- **A run of records**

>> Begin

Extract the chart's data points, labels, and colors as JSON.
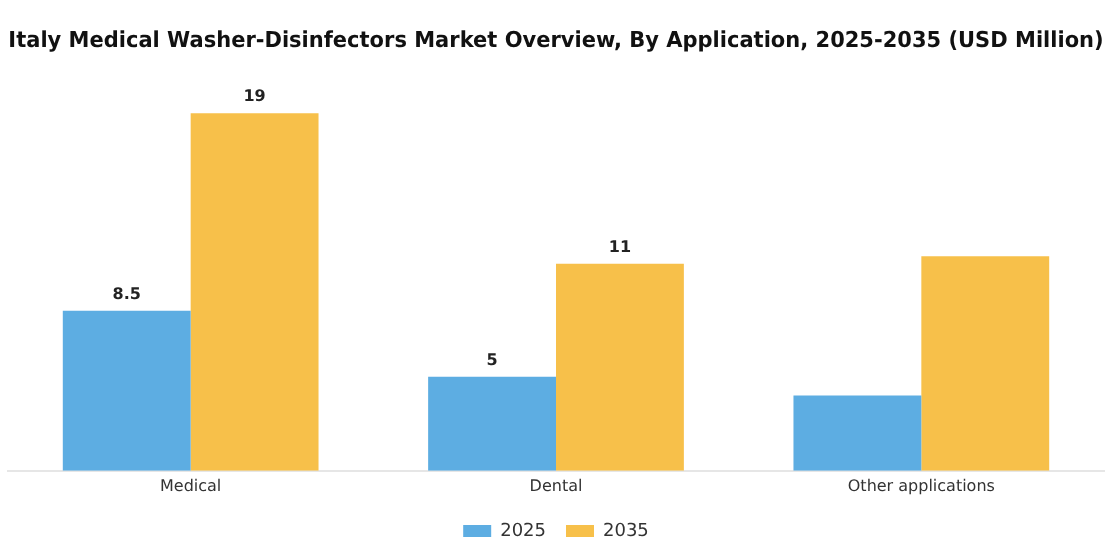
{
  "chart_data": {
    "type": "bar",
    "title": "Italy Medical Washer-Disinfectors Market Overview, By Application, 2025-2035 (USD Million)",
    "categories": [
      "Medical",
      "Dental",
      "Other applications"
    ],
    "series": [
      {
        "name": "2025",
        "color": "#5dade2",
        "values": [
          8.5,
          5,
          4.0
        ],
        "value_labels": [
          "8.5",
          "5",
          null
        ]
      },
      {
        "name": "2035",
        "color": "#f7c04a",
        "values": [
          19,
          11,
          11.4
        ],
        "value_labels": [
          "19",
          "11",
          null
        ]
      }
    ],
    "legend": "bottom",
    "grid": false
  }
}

>> End

- **Aim**
Make a word-for-word copy of the entries, without any pictures.

- **Written answer**
Extract the chart's data points, labels, and colors as JSON.
{
  "chart_data": {
    "type": "bar",
    "title": "Italy Medical Washer-Disinfectors Market Overview, By Application, 2025-2035 (USD Million)",
    "categories": [
      "Medical",
      "Dental",
      "Other applications"
    ],
    "series": [
      {
        "name": "2025",
        "color": "#5dade2",
        "values": [
          8.5,
          5,
          4.0
        ],
        "value_labels": [
          "8.5",
          "5",
          null
        ]
      },
      {
        "name": "2035",
        "color": "#f7c04a",
        "values": [
          19,
          11,
          11.4
        ],
        "value_labels": [
          "19",
          "11",
          null
        ]
      }
    ],
    "legend": "bottom",
    "grid": false
  }
}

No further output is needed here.